Data shown:
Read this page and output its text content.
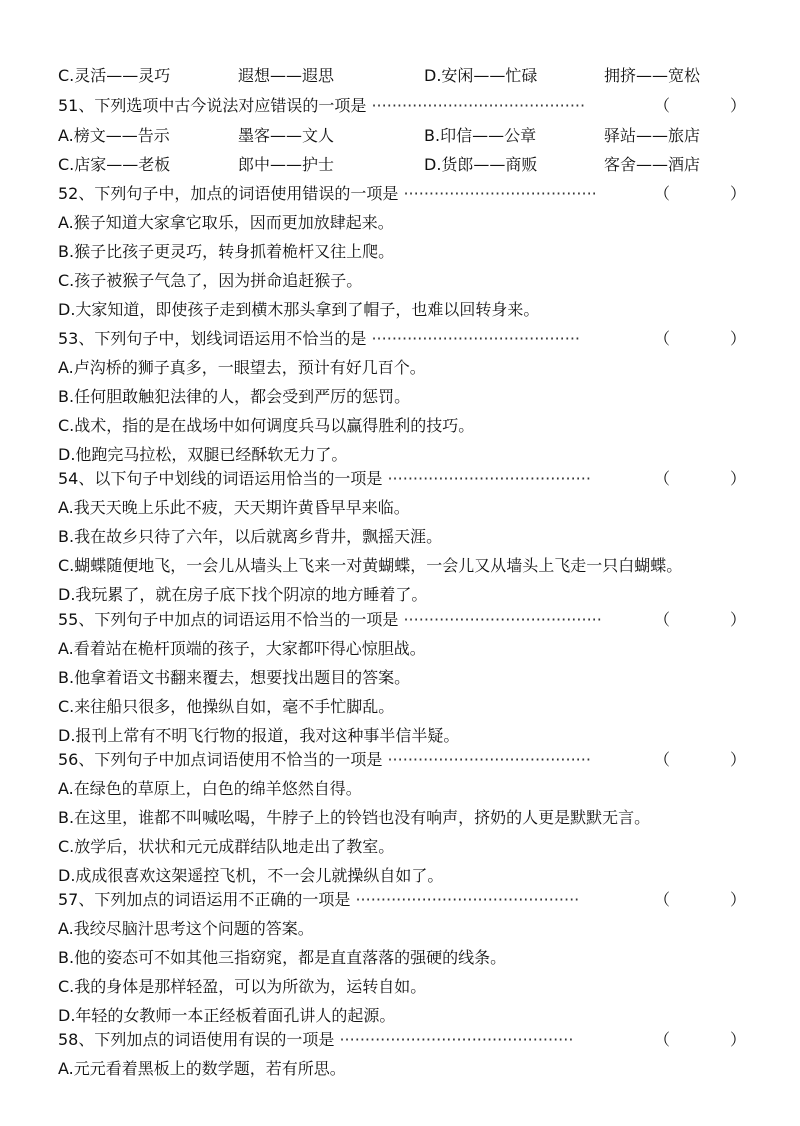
C.灵活——灵巧	遐想——遐思	D.安闲——忙碌	拥挤——宽松
51、下列选项中古今说法对应错误的一项是 ··········································	（	）
A.榜文——告示	墨客——文人	B.印信——公章	驿站——旅店
C.店家——老板	郎中——护士	D.货郎——商贩	客舍——酒店
52、下列句子中，加点的词语使用错误的一项是 ······································	（	）
A.猴子知道大家拿它取乐，因而更加放肆起来。
B.猴子比孩子更灵巧，转身抓着桅杆又往上爬。
C.孩子被猴子气急了，因为拼命追赶猴子。
D.大家知道，即使孩子走到横木那头拿到了帽子，也难以回转身来。
53、下列句子中，划线词语运用不恰当的是 ·········································	（	）
A.卢沟桥的狮子真多，一眼望去，预计有好几百个。
B.任何胆敢触犯法律的人，都会受到严厉的惩罚。
C.战术，指的是在战场中如何调度兵马以赢得胜利的技巧。
D.他跑完马拉松，双腿已经酥软无力了。
54、以下句子中划线的词语运用恰当的一项是 ········································	（	）
A.我天天晚上乐此不疲，天天期许黄昏早早来临。
B.我在故乡只待了六年，以后就离乡背井，飘摇天涯。
C.蝴蝶随便地飞，一会儿从墙头上飞来一对黄蝴蝶，一会儿又从墙头上飞走一只白蝴蝶。
D.我玩累了，就在房子底下找个阴凉的地方睡着了。
55、下列句子中加点的词语运用不恰当的一项是 ·······································	（	）
A.看着站在桅杆顶端的孩子，大家都吓得心惊胆战。
B.他拿着语文书翻来覆去，想要找出题目的答案。
C.来往船只很多，他操纵自如，毫不手忙脚乱。
D.报刊上常有不明飞行物的报道，我对这种事半信半疑。
56、下列句子中加点词语使用不恰当的一项是 ········································	（	）
A.在绿色的草原上，白色的绵羊悠然自得。
B.在这里，谁都不叫喊吆喝，牛脖子上的铃铛也没有响声，挤奶的人更是默默无言。
C.放学后，状状和元元成群结队地走出了教室。
D.成成很喜欢这架遥控飞机，不一会儿就操纵自如了。
57、下列加点的词语运用不正确的一项是 ············································	（	）
A.我绞尽脑汁思考这个问题的答案。
B.他的姿态可不如其他三指窈窕，都是直直落落的强硬的线条。
C.我的身体是那样轻盈，可以为所欲为，运转自如。
D.年轻的女教师一本正经板着面孔讲人的起源。
58、下列加点的词语使用有误的一项是 ··············································	（	）
A.元元看着黑板上的数学题，若有所思。
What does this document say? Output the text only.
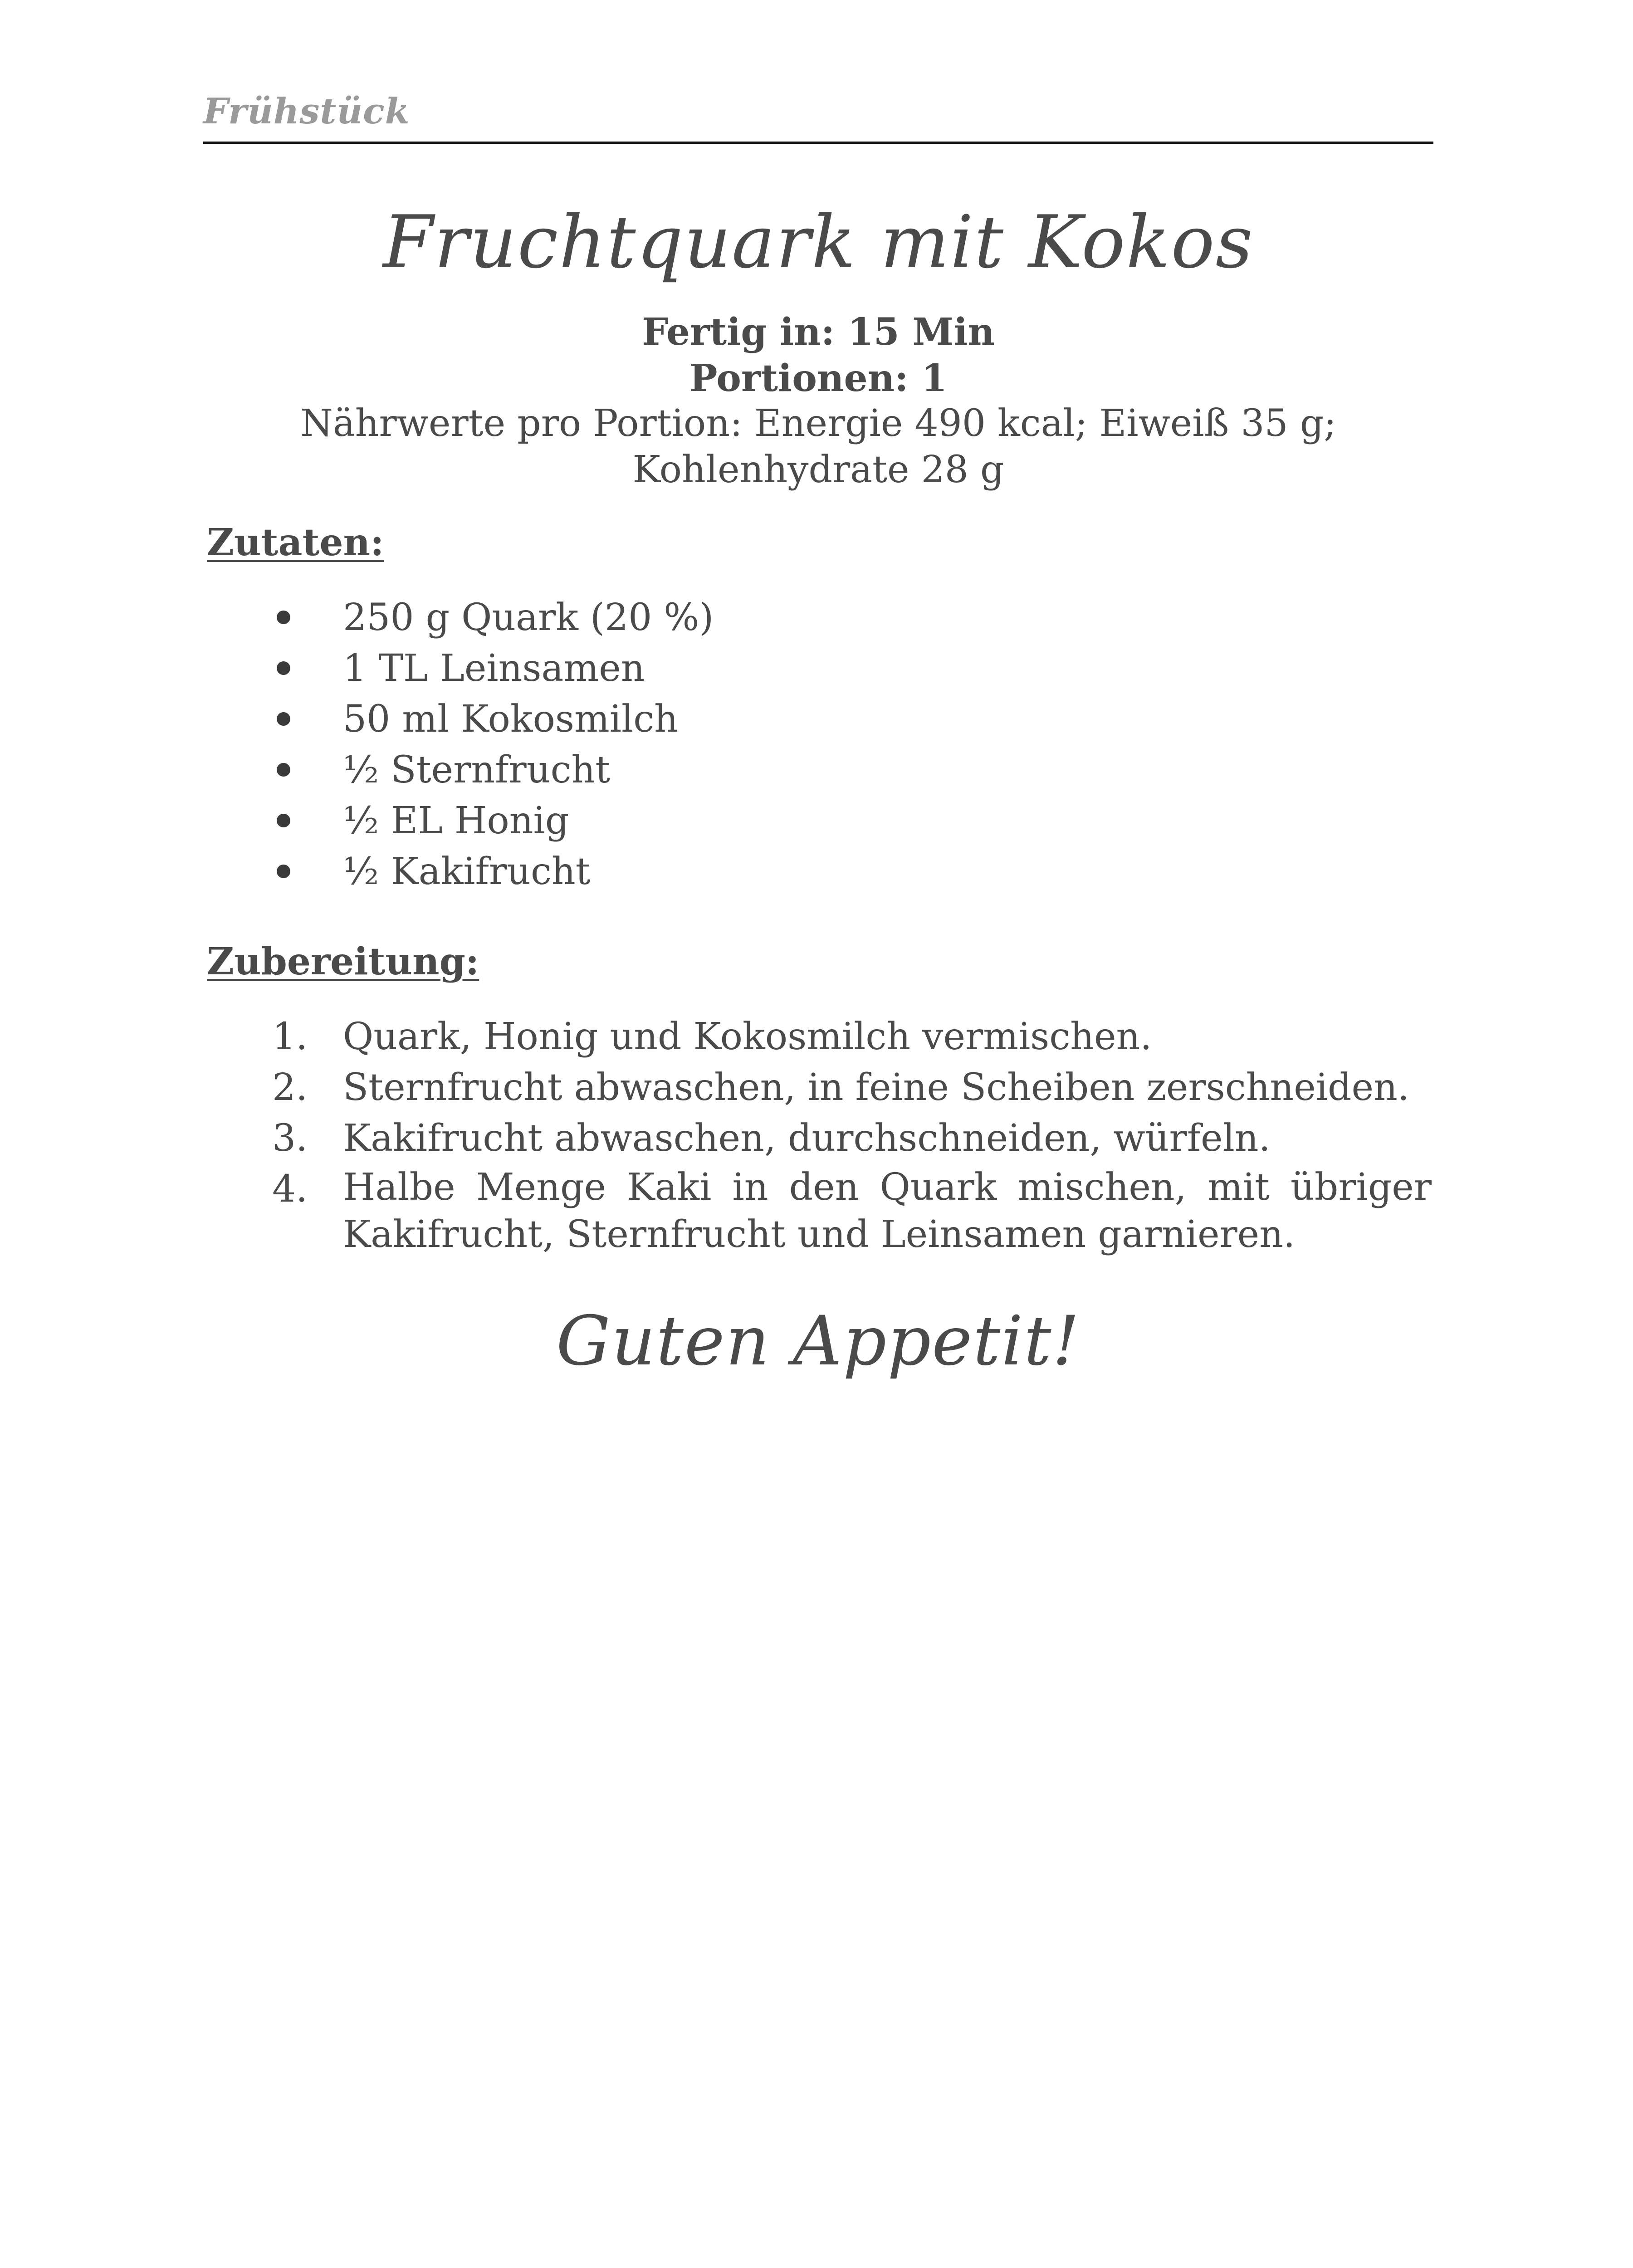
Frühstück
Fruchtquark mit Kokos
Fertig in: 15 Min
Portionen: 1
Nährwerte pro Portion: Energie 490 kcal; Eiweiß 35 g;
Kohlenhydrate 28 g
Zutaten:
250 g Quark (20 %)
1 TL Leinsamen
50 ml Kokosmilch
½ Sternfrucht
½ EL Honig
½ Kakifrucht
Zubereitung:
1. Quark, Honig und Kokosmilch vermischen.
2. Sternfrucht abwaschen, in feine Scheiben zerschneiden.
3. Kakifrucht abwaschen, durchschneiden, würfeln.
4. Halbe Menge Kaki in den Quark mischen, mit übriger Kakifrucht, Sternfrucht und Leinsamen garnieren.
Guten Appetit!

Your goal: In the data above, find the line containing "What does this"; from there, please write out each line through the end, exactly, with the pictures omitted.

Task response:
What does this document say? Output the text only.
Frühstück
Fruchtquark mit Kokos
Fertig in: 15 Min
Portionen: 1
Nährwerte pro Portion: Energie 490 kcal; Eiweiß 35 g;
Kohlenhydrate 28 g
Zutaten:
250 g Quark (20 %)
1 TL Leinsamen
50 ml Kokosmilch
½ Sternfrucht
½ EL Honig
½ Kakifrucht
Zubereitung:
1. Quark, Honig und Kokosmilch vermischen.
2. Sternfrucht abwaschen, in feine Scheiben zerschneiden.
3. Kakifrucht abwaschen, durchschneiden, würfeln.
4. Halbe Menge Kaki in den Quark mischen, mit übriger Kakifrucht, Sternfrucht und Leinsamen garnieren.
Guten Appetit!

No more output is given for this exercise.